┌──
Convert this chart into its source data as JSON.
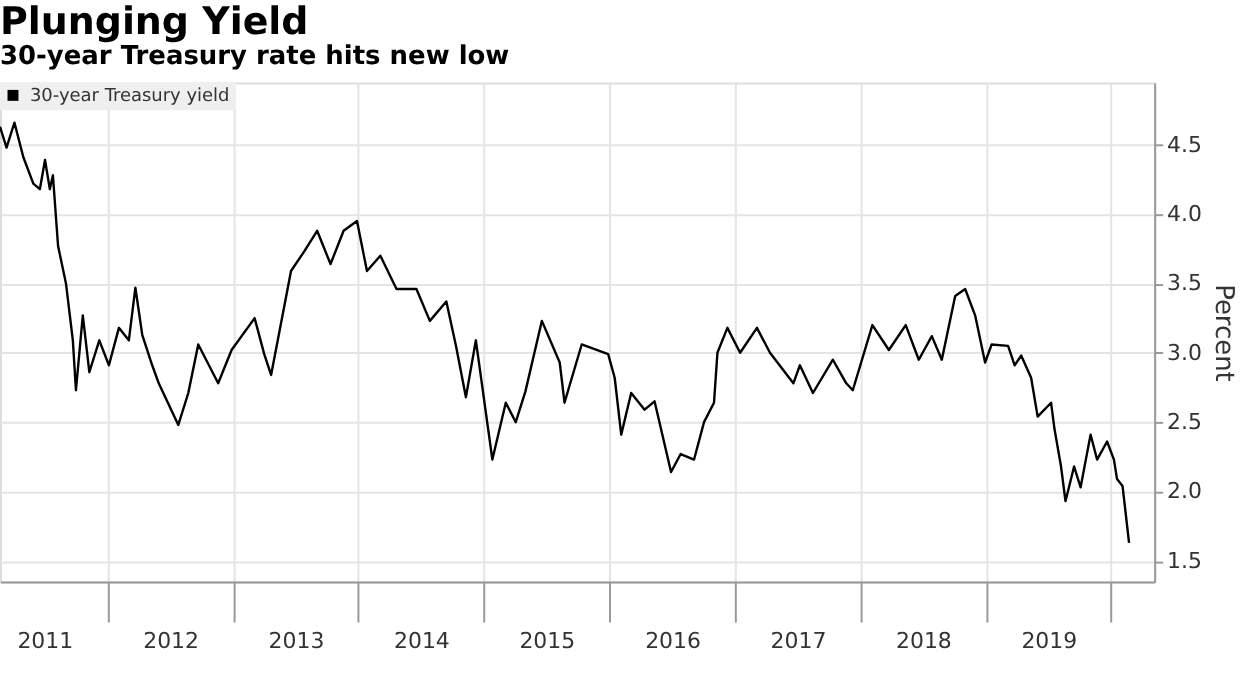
{
  "chart_data": {
    "type": "line",
    "title": "Plunging Yield",
    "subtitle": "30-year Treasury rate hits new low",
    "ylabel": "Percent",
    "x": [
      "2011-02-23",
      "2011-03-14",
      "2011-04-06",
      "2011-05-02",
      "2011-05-31",
      "2011-06-19",
      "2011-07-04",
      "2011-07-18",
      "2011-07-27",
      "2011-08-11",
      "2011-09-03",
      "2011-09-23",
      "2011-10-02",
      "2011-10-22",
      "2011-11-10",
      "2011-12-09",
      "2012-01-06",
      "2012-02-04",
      "2012-03-04",
      "2012-03-23",
      "2012-04-12",
      "2012-05-11",
      "2012-05-30",
      "2012-07-26",
      "2012-08-24",
      "2012-09-22",
      "2012-11-19",
      "2012-12-28",
      "2013-03-05",
      "2013-04-02",
      "2013-04-22",
      "2013-06-19",
      "2013-07-27",
      "2013-09-03",
      "2013-10-12",
      "2013-11-19",
      "2013-12-28",
      "2014-01-26",
      "2014-03-06",
      "2014-04-22",
      "2014-06-19",
      "2014-07-28",
      "2014-09-14",
      "2014-10-12",
      "2014-11-10",
      "2014-12-09",
      "2015-01-26",
      "2015-03-06",
      "2015-04-04",
      "2015-05-02",
      "2015-06-19",
      "2015-08-10",
      "2015-08-24",
      "2015-10-13",
      "2015-12-29",
      "2016-01-17",
      "2016-02-05",
      "2016-03-05",
      "2016-04-13",
      "2016-05-12",
      "2016-06-29",
      "2016-07-27",
      "2016-09-04",
      "2016-10-03",
      "2016-11-01",
      "2016-11-11",
      "2016-12-10",
      "2017-01-16",
      "2017-03-06",
      "2017-04-13",
      "2017-06-20",
      "2017-07-09",
      "2017-08-16",
      "2017-10-13",
      "2017-11-21",
      "2017-12-10",
      "2018-02-05",
      "2018-03-25",
      "2018-05-13",
      "2018-06-20",
      "2018-07-28",
      "2018-08-26",
      "2018-10-04",
      "2018-11-02",
      "2018-12-01",
      "2018-12-30",
      "2019-01-18",
      "2019-03-07",
      "2019-03-26",
      "2019-04-14",
      "2019-05-13",
      "2019-06-01",
      "2019-07-10",
      "2019-07-20",
      "2019-08-08",
      "2019-08-21",
      "2019-09-15",
      "2019-10-04",
      "2019-11-02",
      "2019-11-21",
      "2019-12-20",
      "2020-01-09",
      "2020-01-18",
      "2020-02-03",
      "2020-02-22"
    ],
    "series": [
      {
        "name": "30-year Treasury yield",
        "color": "#000000",
        "values": [
          4.63,
          4.48,
          4.66,
          4.41,
          4.22,
          4.18,
          4.39,
          4.18,
          4.28,
          3.77,
          3.5,
          3.09,
          2.73,
          3.27,
          2.86,
          3.09,
          2.91,
          3.18,
          3.09,
          3.47,
          3.13,
          2.91,
          2.78,
          2.48,
          2.71,
          3.06,
          2.78,
          3.02,
          3.25,
          2.99,
          2.84,
          3.59,
          3.73,
          3.88,
          3.64,
          3.88,
          3.95,
          3.59,
          3.7,
          3.46,
          3.46,
          3.23,
          3.37,
          3.05,
          2.68,
          3.09,
          2.23,
          2.64,
          2.5,
          2.72,
          3.23,
          2.93,
          2.64,
          3.06,
          2.99,
          2.82,
          2.41,
          2.71,
          2.59,
          2.65,
          2.14,
          2.27,
          2.23,
          2.5,
          2.64,
          3.0,
          3.18,
          3.0,
          3.18,
          3.0,
          2.78,
          2.91,
          2.71,
          2.95,
          2.78,
          2.73,
          3.2,
          3.02,
          3.2,
          2.95,
          3.12,
          2.95,
          3.41,
          3.46,
          3.27,
          2.93,
          3.06,
          3.05,
          2.91,
          2.98,
          2.82,
          2.54,
          2.64,
          2.45,
          2.18,
          1.93,
          2.18,
          2.03,
          2.41,
          2.23,
          2.36,
          2.23,
          2.09,
          2.04,
          1.63
        ]
      }
    ],
    "xlim": [
      "2011-02-23",
      "2020-05-05"
    ],
    "xticks": [
      {
        "value": "2011-07-02",
        "label": "2011"
      },
      {
        "value": "2012-01-01",
        "label": null
      },
      {
        "value": "2012-07-02",
        "label": "2012"
      },
      {
        "value": "2013-01-01",
        "label": null
      },
      {
        "value": "2013-07-02",
        "label": "2013"
      },
      {
        "value": "2014-01-01",
        "label": null
      },
      {
        "value": "2014-07-02",
        "label": "2014"
      },
      {
        "value": "2015-01-01",
        "label": null
      },
      {
        "value": "2015-07-02",
        "label": "2015"
      },
      {
        "value": "2016-01-01",
        "label": null
      },
      {
        "value": "2016-07-02",
        "label": "2016"
      },
      {
        "value": "2017-01-01",
        "label": null
      },
      {
        "value": "2017-07-02",
        "label": "2017"
      },
      {
        "value": "2018-01-01",
        "label": null
      },
      {
        "value": "2018-07-02",
        "label": "2018"
      },
      {
        "value": "2019-01-01",
        "label": null
      },
      {
        "value": "2019-07-02",
        "label": "2019"
      },
      {
        "value": "2020-01-01",
        "label": null
      }
    ],
    "ylim": [
      1.35,
      4.95
    ],
    "yticks": [
      {
        "value": 1.5,
        "label": "1.5"
      },
      {
        "value": 2.0,
        "label": "2.0"
      },
      {
        "value": 2.5,
        "label": "2.5"
      },
      {
        "value": 3.0,
        "label": "3.0"
      },
      {
        "value": 3.5,
        "label": "3.5"
      },
      {
        "value": 4.0,
        "label": "4.0"
      },
      {
        "value": 4.5,
        "label": "4.5"
      }
    ],
    "grid": true,
    "legend": "top left",
    "line_style": "solid",
    "marker": "none"
  }
}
└──
* [What you are asked to do]: Repeat the material exactly as it reads, without any of its pictures.

* [Solution to this problem]:
Convert this chart into its source data as JSON.
{
  "chart_data": {
    "type": "line",
    "title": "Plunging Yield",
    "subtitle": "30-year Treasury rate hits new low",
    "ylabel": "Percent",
    "x": [
      "2011-02-23",
      "2011-03-14",
      "2011-04-06",
      "2011-05-02",
      "2011-05-31",
      "2011-06-19",
      "2011-07-04",
      "2011-07-18",
      "2011-07-27",
      "2011-08-11",
      "2011-09-03",
      "2011-09-23",
      "2011-10-02",
      "2011-10-22",
      "2011-11-10",
      "2011-12-09",
      "2012-01-06",
      "2012-02-04",
      "2012-03-04",
      "2012-03-23",
      "2012-04-12",
      "2012-05-11",
      "2012-05-30",
      "2012-07-26",
      "2012-08-24",
      "2012-09-22",
      "2012-11-19",
      "2012-12-28",
      "2013-03-05",
      "2013-04-02",
      "2013-04-22",
      "2013-06-19",
      "2013-07-27",
      "2013-09-03",
      "2013-10-12",
      "2013-11-19",
      "2013-12-28",
      "2014-01-26",
      "2014-03-06",
      "2014-04-22",
      "2014-06-19",
      "2014-07-28",
      "2014-09-14",
      "2014-10-12",
      "2014-11-10",
      "2014-12-09",
      "2015-01-26",
      "2015-03-06",
      "2015-04-04",
      "2015-05-02",
      "2015-06-19",
      "2015-08-10",
      "2015-08-24",
      "2015-10-13",
      "2015-12-29",
      "2016-01-17",
      "2016-02-05",
      "2016-03-05",
      "2016-04-13",
      "2016-05-12",
      "2016-06-29",
      "2016-07-27",
      "2016-09-04",
      "2016-10-03",
      "2016-11-01",
      "2016-11-11",
      "2016-12-10",
      "2017-01-16",
      "2017-03-06",
      "2017-04-13",
      "2017-06-20",
      "2017-07-09",
      "2017-08-16",
      "2017-10-13",
      "2017-11-21",
      "2017-12-10",
      "2018-02-05",
      "2018-03-25",
      "2018-05-13",
      "2018-06-20",
      "2018-07-28",
      "2018-08-26",
      "2018-10-04",
      "2018-11-02",
      "2018-12-01",
      "2018-12-30",
      "2019-01-18",
      "2019-03-07",
      "2019-03-26",
      "2019-04-14",
      "2019-05-13",
      "2019-06-01",
      "2019-07-10",
      "2019-07-20",
      "2019-08-08",
      "2019-08-21",
      "2019-09-15",
      "2019-10-04",
      "2019-11-02",
      "2019-11-21",
      "2019-12-20",
      "2020-01-09",
      "2020-01-18",
      "2020-02-03",
      "2020-02-22"
    ],
    "series": [
      {
        "name": "30-year Treasury yield",
        "color": "#000000",
        "values": [
          4.63,
          4.48,
          4.66,
          4.41,
          4.22,
          4.18,
          4.39,
          4.18,
          4.28,
          3.77,
          3.5,
          3.09,
          2.73,
          3.27,
          2.86,
          3.09,
          2.91,
          3.18,
          3.09,
          3.47,
          3.13,
          2.91,
          2.78,
          2.48,
          2.71,
          3.06,
          2.78,
          3.02,
          3.25,
          2.99,
          2.84,
          3.59,
          3.73,
          3.88,
          3.64,
          3.88,
          3.95,
          3.59,
          3.7,
          3.46,
          3.46,
          3.23,
          3.37,
          3.05,
          2.68,
          3.09,
          2.23,
          2.64,
          2.5,
          2.72,
          3.23,
          2.93,
          2.64,
          3.06,
          2.99,
          2.82,
          2.41,
          2.71,
          2.59,
          2.65,
          2.14,
          2.27,
          2.23,
          2.5,
          2.64,
          3.0,
          3.18,
          3.0,
          3.18,
          3.0,
          2.78,
          2.91,
          2.71,
          2.95,
          2.78,
          2.73,
          3.2,
          3.02,
          3.2,
          2.95,
          3.12,
          2.95,
          3.41,
          3.46,
          3.27,
          2.93,
          3.06,
          3.05,
          2.91,
          2.98,
          2.82,
          2.54,
          2.64,
          2.45,
          2.18,
          1.93,
          2.18,
          2.03,
          2.41,
          2.23,
          2.36,
          2.23,
          2.09,
          2.04,
          1.63
        ]
      }
    ],
    "xlim": [
      "2011-02-23",
      "2020-05-05"
    ],
    "xticks": [
      {
        "value": "2011-07-02",
        "label": "2011"
      },
      {
        "value": "2012-01-01",
        "label": null
      },
      {
        "value": "2012-07-02",
        "label": "2012"
      },
      {
        "value": "2013-01-01",
        "label": null
      },
      {
        "value": "2013-07-02",
        "label": "2013"
      },
      {
        "value": "2014-01-01",
        "label": null
      },
      {
        "value": "2014-07-02",
        "label": "2014"
      },
      {
        "value": "2015-01-01",
        "label": null
      },
      {
        "value": "2015-07-02",
        "label": "2015"
      },
      {
        "value": "2016-01-01",
        "label": null
      },
      {
        "value": "2016-07-02",
        "label": "2016"
      },
      {
        "value": "2017-01-01",
        "label": null
      },
      {
        "value": "2017-07-02",
        "label": "2017"
      },
      {
        "value": "2018-01-01",
        "label": null
      },
      {
        "value": "2018-07-02",
        "label": "2018"
      },
      {
        "value": "2019-01-01",
        "label": null
      },
      {
        "value": "2019-07-02",
        "label": "2019"
      },
      {
        "value": "2020-01-01",
        "label": null
      }
    ],
    "ylim": [
      1.35,
      4.95
    ],
    "yticks": [
      {
        "value": 1.5,
        "label": "1.5"
      },
      {
        "value": 2.0,
        "label": "2.0"
      },
      {
        "value": 2.5,
        "label": "2.5"
      },
      {
        "value": 3.0,
        "label": "3.0"
      },
      {
        "value": 3.5,
        "label": "3.5"
      },
      {
        "value": 4.0,
        "label": "4.0"
      },
      {
        "value": 4.5,
        "label": "4.5"
      }
    ],
    "grid": true,
    "legend": "top left",
    "line_style": "solid",
    "marker": "none"
  }
}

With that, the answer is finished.